Instruction:
Find each line containing the string "tunnel" and return it.

The input:
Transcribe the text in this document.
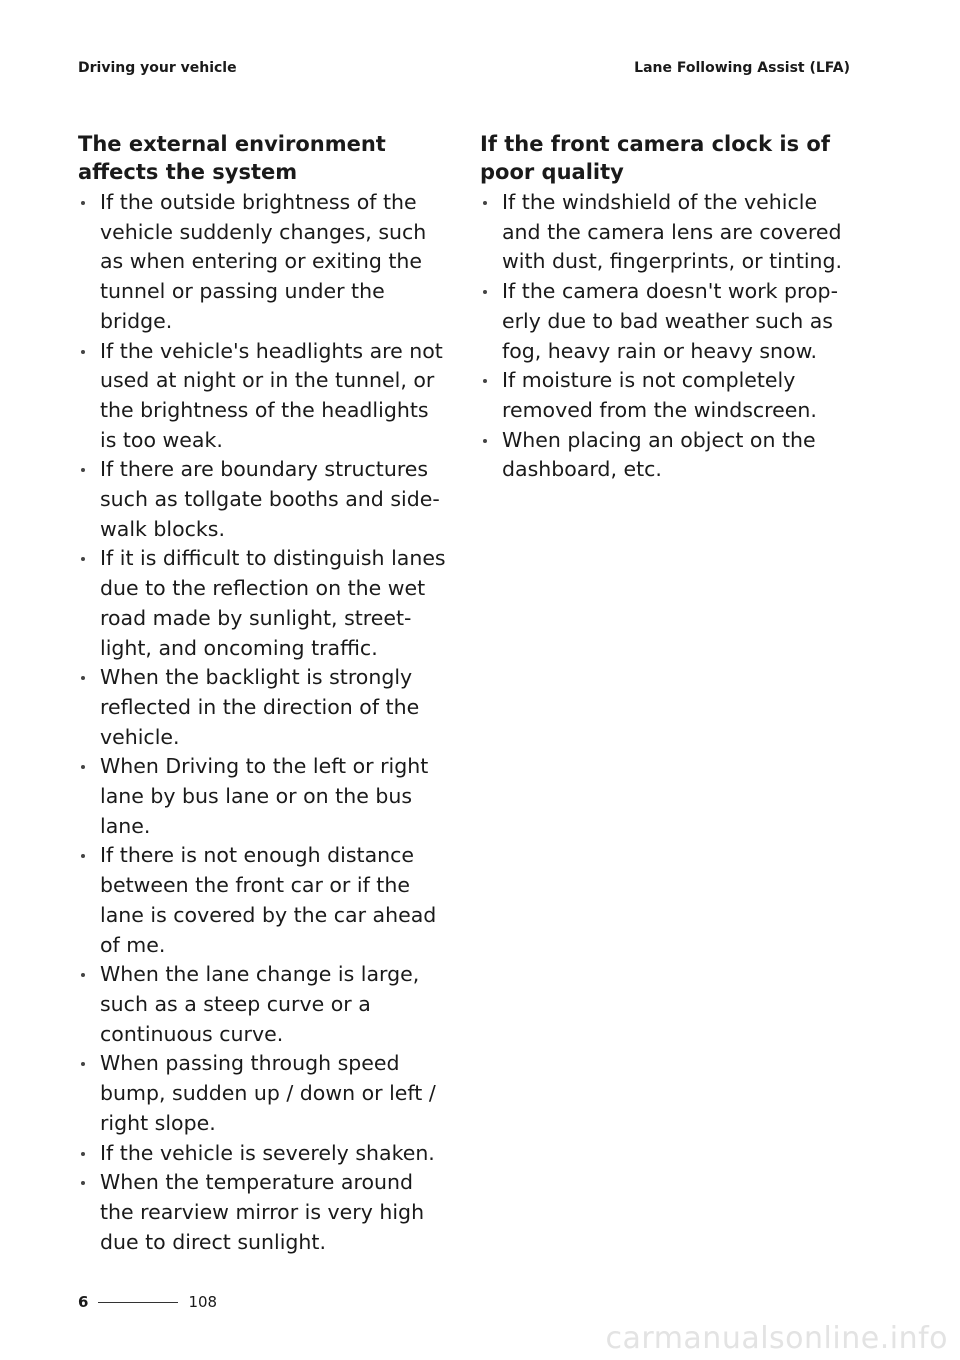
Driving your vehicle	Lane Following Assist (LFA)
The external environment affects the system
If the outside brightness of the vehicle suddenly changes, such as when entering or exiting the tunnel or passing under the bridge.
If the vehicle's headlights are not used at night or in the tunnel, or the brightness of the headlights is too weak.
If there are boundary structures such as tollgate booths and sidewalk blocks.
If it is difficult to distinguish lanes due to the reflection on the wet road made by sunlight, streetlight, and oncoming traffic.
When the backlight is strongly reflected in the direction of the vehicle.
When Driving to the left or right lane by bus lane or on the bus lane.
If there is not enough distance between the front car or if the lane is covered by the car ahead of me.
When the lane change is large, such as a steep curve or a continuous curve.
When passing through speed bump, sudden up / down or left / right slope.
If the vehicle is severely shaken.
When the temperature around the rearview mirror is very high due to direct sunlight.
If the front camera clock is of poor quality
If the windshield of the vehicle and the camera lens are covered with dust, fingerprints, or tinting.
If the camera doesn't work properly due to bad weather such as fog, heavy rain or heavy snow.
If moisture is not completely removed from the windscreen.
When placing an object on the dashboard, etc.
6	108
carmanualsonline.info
...
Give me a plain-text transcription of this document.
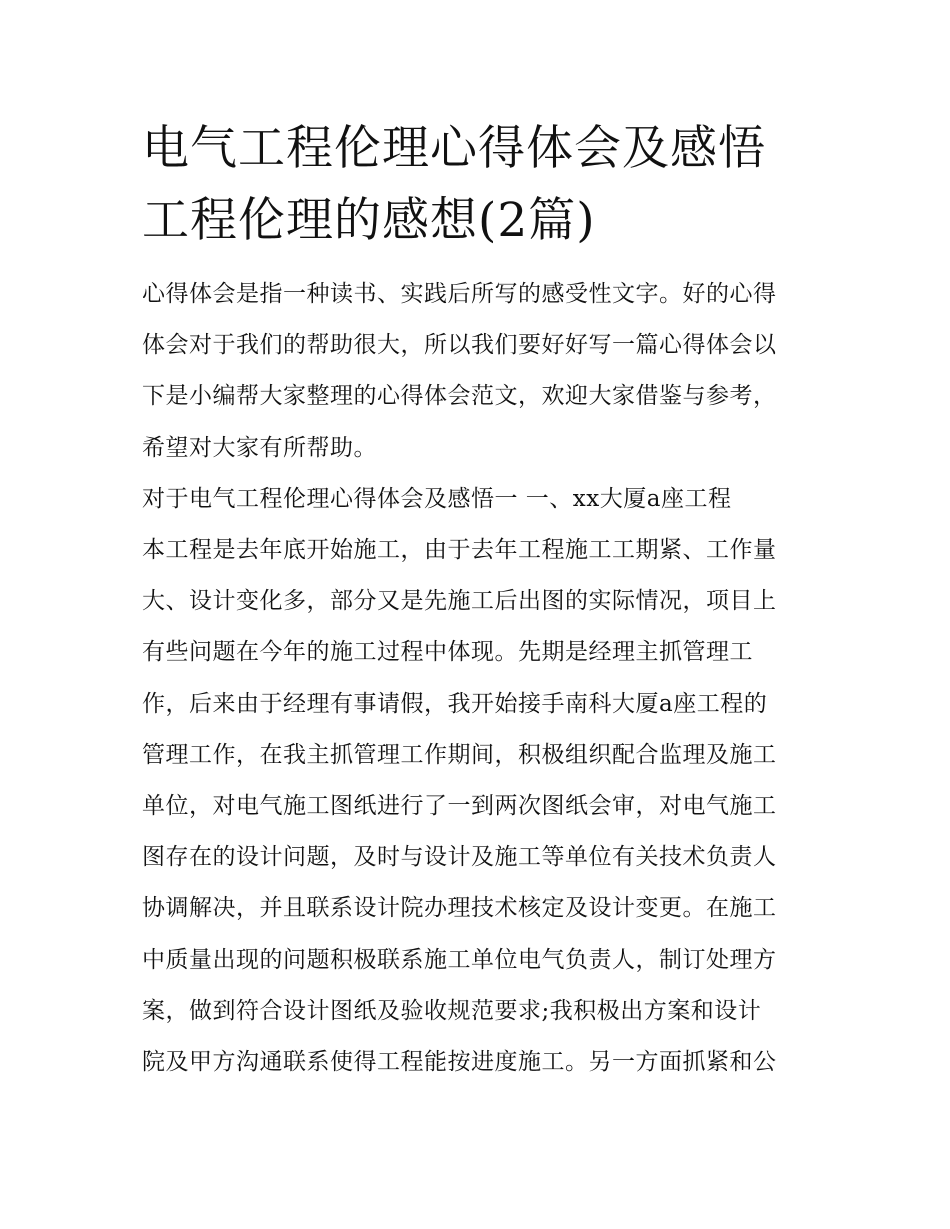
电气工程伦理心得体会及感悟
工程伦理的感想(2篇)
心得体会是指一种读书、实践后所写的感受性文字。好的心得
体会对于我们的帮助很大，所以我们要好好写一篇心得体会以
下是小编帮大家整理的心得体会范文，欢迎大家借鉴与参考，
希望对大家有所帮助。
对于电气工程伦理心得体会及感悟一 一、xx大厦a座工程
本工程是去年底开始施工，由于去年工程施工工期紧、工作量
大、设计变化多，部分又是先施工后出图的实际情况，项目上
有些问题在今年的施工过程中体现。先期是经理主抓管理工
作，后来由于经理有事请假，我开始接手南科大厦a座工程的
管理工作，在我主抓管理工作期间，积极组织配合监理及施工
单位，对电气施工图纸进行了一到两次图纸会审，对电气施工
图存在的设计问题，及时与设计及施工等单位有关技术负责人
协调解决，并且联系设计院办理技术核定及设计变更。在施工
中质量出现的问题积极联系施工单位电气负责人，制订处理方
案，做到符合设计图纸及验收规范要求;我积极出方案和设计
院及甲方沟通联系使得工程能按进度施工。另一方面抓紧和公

Output of the exercise:
If the outside brightness of the vehicle suddenly changes, such as when entering or exiting the tunnel or passing under the bridge.
If the vehicle's headlights are not used at night or in the tunnel, or the brightness of the headlights is too weak.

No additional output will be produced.